[The problem]: Exactly reproduce each entry, leaving out nothing.

Stored data:
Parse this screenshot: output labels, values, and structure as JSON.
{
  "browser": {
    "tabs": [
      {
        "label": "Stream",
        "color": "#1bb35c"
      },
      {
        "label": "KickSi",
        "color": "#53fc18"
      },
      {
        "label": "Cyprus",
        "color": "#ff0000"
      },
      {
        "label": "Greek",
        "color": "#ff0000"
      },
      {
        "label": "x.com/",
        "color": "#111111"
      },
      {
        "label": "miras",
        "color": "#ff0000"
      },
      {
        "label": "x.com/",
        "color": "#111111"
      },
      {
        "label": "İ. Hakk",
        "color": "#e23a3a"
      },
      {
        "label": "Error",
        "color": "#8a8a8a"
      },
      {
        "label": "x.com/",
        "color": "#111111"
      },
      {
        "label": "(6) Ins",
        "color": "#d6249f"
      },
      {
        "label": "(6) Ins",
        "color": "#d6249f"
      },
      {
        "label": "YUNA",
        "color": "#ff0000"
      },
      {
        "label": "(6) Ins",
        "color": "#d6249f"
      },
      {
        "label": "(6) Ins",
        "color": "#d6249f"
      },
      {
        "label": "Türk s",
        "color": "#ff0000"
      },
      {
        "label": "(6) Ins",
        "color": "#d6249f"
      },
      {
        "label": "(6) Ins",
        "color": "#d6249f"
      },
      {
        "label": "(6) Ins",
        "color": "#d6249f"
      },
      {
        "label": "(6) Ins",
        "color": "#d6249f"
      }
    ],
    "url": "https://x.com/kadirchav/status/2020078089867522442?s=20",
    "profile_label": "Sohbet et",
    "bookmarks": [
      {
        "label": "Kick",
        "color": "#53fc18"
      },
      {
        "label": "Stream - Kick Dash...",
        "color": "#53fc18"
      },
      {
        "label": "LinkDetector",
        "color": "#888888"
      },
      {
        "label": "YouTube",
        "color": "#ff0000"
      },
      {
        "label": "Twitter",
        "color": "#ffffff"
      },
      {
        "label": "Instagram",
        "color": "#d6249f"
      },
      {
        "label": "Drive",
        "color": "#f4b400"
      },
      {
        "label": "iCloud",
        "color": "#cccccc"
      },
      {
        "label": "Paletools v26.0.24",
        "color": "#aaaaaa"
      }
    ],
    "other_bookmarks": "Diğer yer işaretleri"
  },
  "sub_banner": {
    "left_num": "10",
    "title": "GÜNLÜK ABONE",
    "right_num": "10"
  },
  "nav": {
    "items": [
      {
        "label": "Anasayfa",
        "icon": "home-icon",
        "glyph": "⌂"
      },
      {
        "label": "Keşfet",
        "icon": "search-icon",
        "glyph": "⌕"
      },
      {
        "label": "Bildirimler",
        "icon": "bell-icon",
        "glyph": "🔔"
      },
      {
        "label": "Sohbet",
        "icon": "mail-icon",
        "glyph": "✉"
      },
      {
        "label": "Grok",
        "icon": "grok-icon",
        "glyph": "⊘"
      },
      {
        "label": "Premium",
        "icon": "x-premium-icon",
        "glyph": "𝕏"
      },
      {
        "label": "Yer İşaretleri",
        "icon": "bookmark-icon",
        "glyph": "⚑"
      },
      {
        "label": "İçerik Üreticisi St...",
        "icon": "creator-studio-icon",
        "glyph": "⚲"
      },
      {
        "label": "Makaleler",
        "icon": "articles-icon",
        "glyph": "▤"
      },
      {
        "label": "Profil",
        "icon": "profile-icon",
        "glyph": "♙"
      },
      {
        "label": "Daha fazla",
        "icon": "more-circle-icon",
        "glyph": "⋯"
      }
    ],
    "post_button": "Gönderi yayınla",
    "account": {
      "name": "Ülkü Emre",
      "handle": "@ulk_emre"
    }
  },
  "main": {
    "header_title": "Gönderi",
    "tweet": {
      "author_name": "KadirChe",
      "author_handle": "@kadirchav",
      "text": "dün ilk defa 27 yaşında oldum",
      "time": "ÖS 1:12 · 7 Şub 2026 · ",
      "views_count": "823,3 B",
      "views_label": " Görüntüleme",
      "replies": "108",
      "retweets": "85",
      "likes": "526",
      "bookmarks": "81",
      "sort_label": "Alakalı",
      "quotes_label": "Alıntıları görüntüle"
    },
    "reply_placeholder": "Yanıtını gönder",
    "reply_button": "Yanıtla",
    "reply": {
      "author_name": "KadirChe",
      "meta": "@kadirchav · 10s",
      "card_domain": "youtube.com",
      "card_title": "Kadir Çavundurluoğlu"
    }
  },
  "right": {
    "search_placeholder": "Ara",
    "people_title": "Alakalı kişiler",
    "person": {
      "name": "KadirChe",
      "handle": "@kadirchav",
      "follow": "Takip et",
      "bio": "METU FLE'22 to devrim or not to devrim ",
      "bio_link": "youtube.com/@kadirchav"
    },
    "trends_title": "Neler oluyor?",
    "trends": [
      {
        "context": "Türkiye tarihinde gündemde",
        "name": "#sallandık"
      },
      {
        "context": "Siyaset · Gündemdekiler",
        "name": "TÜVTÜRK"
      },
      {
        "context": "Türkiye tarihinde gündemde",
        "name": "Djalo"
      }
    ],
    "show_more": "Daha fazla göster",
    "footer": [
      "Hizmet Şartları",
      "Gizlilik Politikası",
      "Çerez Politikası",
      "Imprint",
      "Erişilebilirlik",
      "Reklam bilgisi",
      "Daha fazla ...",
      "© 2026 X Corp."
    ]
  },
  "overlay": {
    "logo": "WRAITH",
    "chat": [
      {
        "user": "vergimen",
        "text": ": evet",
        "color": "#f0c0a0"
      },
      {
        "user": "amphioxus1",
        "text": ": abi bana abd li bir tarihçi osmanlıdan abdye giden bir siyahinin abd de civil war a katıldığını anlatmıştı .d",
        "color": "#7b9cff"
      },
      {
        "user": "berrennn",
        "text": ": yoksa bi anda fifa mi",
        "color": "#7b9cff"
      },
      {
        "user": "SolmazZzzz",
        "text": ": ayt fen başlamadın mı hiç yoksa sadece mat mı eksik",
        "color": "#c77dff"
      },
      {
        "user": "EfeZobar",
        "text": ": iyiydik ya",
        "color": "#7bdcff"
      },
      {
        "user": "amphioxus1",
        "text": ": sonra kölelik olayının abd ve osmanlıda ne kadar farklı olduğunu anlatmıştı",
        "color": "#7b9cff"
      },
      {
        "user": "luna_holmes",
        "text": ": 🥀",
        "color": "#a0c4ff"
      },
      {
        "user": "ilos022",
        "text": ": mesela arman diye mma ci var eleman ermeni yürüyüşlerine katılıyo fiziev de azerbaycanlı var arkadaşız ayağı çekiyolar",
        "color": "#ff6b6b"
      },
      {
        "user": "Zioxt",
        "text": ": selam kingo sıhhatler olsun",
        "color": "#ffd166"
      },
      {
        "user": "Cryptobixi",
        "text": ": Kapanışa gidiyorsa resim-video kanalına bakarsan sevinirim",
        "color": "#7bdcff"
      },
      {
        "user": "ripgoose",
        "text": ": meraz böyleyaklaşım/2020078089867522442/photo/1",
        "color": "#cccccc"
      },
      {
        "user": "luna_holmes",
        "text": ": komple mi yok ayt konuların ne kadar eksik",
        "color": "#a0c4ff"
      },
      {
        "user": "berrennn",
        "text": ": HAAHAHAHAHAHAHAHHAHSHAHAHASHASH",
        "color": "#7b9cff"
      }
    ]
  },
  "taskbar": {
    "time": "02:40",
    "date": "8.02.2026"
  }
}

[Final result]:
Parse this screenshot: output labels, values, and structure as JSON.
{
  "browser": {
    "tabs": [
      {
        "label": "Stream",
        "color": "#1bb35c"
      },
      {
        "label": "KickSi",
        "color": "#53fc18"
      },
      {
        "label": "Cyprus",
        "color": "#ff0000"
      },
      {
        "label": "Greek",
        "color": "#ff0000"
      },
      {
        "label": "x.com/",
        "color": "#111111"
      },
      {
        "label": "miras",
        "color": "#ff0000"
      },
      {
        "label": "x.com/",
        "color": "#111111"
      },
      {
        "label": "İ. Hakk",
        "color": "#e23a3a"
      },
      {
        "label": "Error",
        "color": "#8a8a8a"
      },
      {
        "label": "x.com/",
        "color": "#111111"
      },
      {
        "label": "(6) Ins",
        "color": "#d6249f"
      },
      {
        "label": "(6) Ins",
        "color": "#d6249f"
      },
      {
        "label": "YUNA",
        "color": "#ff0000"
      },
      {
        "label": "(6) Ins",
        "color": "#d6249f"
      },
      {
        "label": "(6) Ins",
        "color": "#d6249f"
      },
      {
        "label": "Türk s",
        "color": "#ff0000"
      },
      {
        "label": "(6) Ins",
        "color": "#d6249f"
      },
      {
        "label": "(6) Ins",
        "color": "#d6249f"
      },
      {
        "label": "(6) Ins",
        "color": "#d6249f"
      },
      {
        "label": "(6) Ins",
        "color": "#d6249f"
      }
    ],
    "url": "https://x.com/kadirchav/status/2020078089867522442?s=20",
    "profile_label": "Sohbet et",
    "bookmarks": [
      {
        "label": "Kick",
        "color": "#53fc18"
      },
      {
        "label": "Stream - Kick Dash...",
        "color": "#53fc18"
      },
      {
        "label": "LinkDetector",
        "color": "#888888"
      },
      {
        "label": "YouTube",
        "color": "#ff0000"
      },
      {
        "label": "Twitter",
        "color": "#ffffff"
      },
      {
        "label": "Instagram",
        "color": "#d6249f"
      },
      {
        "label": "Drive",
        "color": "#f4b400"
      },
      {
        "label": "iCloud",
        "color": "#cccccc"
      },
      {
        "label": "Paletools v26.0.24",
        "color": "#aaaaaa"
      }
    ],
    "other_bookmarks": "Diğer yer işaretleri"
  },
  "sub_banner": {
    "left_num": "10",
    "title": "GÜNLÜK ABONE",
    "right_num": "10"
  },
  "nav": {
    "items": [
      {
        "label": "Anasayfa",
        "icon": "home-icon",
        "glyph": "⌂"
      },
      {
        "label": "Keşfet",
        "icon": "search-icon",
        "glyph": "⌕"
      },
      {
        "label": "Bildirimler",
        "icon": "bell-icon",
        "glyph": "🔔"
      },
      {
        "label": "Sohbet",
        "icon": "mail-icon",
        "glyph": "✉"
      },
      {
        "label": "Grok",
        "icon": "grok-icon",
        "glyph": "⊘"
      },
      {
        "label": "Premium",
        "icon": "x-premium-icon",
        "glyph": "𝕏"
      },
      {
        "label": "Yer İşaretleri",
        "icon": "bookmark-icon",
        "glyph": "⚑"
      },
      {
        "label": "İçerik Üreticisi St...",
        "icon": "creator-studio-icon",
        "glyph": "⚲"
      },
      {
        "label": "Makaleler",
        "icon": "articles-icon",
        "glyph": "▤"
      },
      {
        "label": "Profil",
        "icon": "profile-icon",
        "glyph": "♙"
      },
      {
        "label": "Daha fazla",
        "icon": "more-circle-icon",
        "glyph": "⋯"
      }
    ],
    "post_button": "Gönderi yayınla",
    "account": {
      "name": "Ülkü Emre",
      "handle": "@ulk_emre"
    }
  },
  "main": {
    "header_title": "Gönderi",
    "tweet": {
      "author_name": "KadirChe",
      "author_handle": "@kadirchav",
      "text": "dün ilk defa 27 yaşında oldum",
      "time": "ÖS 1:12 · 7 Şub 2026 · ",
      "views_count": "823,3 B",
      "views_label": " Görüntüleme",
      "replies": "108",
      "retweets": "85",
      "likes": "526",
      "bookmarks": "81",
      "sort_label": "Alakalı",
      "quotes_label": "Alıntıları görüntüle"
    },
    "reply_placeholder": "Yanıtını gönder",
    "reply_button": "Yanıtla",
    "reply": {
      "author_name": "KadirChe",
      "meta": "@kadirchav · 10s",
      "card_domain": "youtube.com",
      "card_title": "Kadir Çavundurluoğlu"
    }
  },
  "right": {
    "search_placeholder": "Ara",
    "people_title": "Alakalı kişiler",
    "person": {
      "name": "KadirChe",
      "handle": "@kadirchav",
      "follow": "Takip et",
      "bio": "METU FLE'22 to devrim or not to devrim ",
      "bio_link": "youtube.com/@kadirchav"
    },
    "trends_title": "Neler oluyor?",
    "trends": [
      {
        "context": "Türkiye tarihinde gündemde",
        "name": "#sallandık"
      },
      {
        "context": "Siyaset · Gündemdekiler",
        "name": "TÜVTÜRK"
      },
      {
        "context": "Türkiye tarihinde gündemde",
        "name": "Djalo"
      }
    ],
    "show_more": "Daha fazla göster",
    "footer": [
      "Hizmet Şartları",
      "Gizlilik Politikası",
      "Çerez Politikası",
      "Imprint",
      "Erişilebilirlik",
      "Reklam bilgisi",
      "Daha fazla ...",
      "© 2026 X Corp."
    ]
  },
  "overlay": {
    "logo": "WRAITH",
    "chat": [
      {
        "user": "vergimen",
        "text": ": evet",
        "color": "#f0c0a0"
      },
      {
        "user": "amphioxus1",
        "text": ": abi bana abd li bir tarihçi osmanlıdan abdye giden bir siyahinin abd de civil war a katıldığını anlatmıştı .d",
        "color": "#7b9cff"
      },
      {
        "user": "berrennn",
        "text": ": yoksa bi anda fifa mi",
        "color": "#7b9cff"
      },
      {
        "user": "SolmazZzzz",
        "text": ": ayt fen başlamadın mı hiç yoksa sadece mat mı eksik",
        "color": "#c77dff"
      },
      {
        "user": "EfeZobar",
        "text": ": iyiydik ya",
        "color": "#7bdcff"
      },
      {
        "user": "amphioxus1",
        "text": ": sonra kölelik olayının abd ve osmanlıda ne kadar farklı olduğunu anlatmıştı",
        "color": "#7b9cff"
      },
      {
        "user": "luna_holmes",
        "text": ": 🥀",
        "color": "#a0c4ff"
      },
      {
        "user": "ilos022",
        "text": ": mesela arman diye mma ci var eleman ermeni yürüyüşlerine katılıyo fiziev de azerbaycanlı var arkadaşız ayağı çekiyolar",
        "color": "#ff6b6b"
      },
      {
        "user": "Zioxt",
        "text": ": selam kingo sıhhatler olsun",
        "color": "#ffd166"
      },
      {
        "user": "Cryptobixi",
        "text": ": Kapanışa gidiyorsa resim-video kanalına bakarsan sevinirim",
        "color": "#7bdcff"
      },
      {
        "user": "ripgoose",
        "text": ": meraz böyleyaklaşım/2020078089867522442/photo/1",
        "color": "#cccccc"
      },
      {
        "user": "luna_holmes",
        "text": ": komple mi yok ayt konuların ne kadar eksik",
        "color": "#a0c4ff"
      },
      {
        "user": "berrennn",
        "text": ": HAAHAHAHAHAHAHAHHAHSHAHAHASHASH",
        "color": "#7b9cff"
      }
    ]
  },
  "taskbar": {
    "time": "02:40",
    "date": "8.02.2026"
  }
}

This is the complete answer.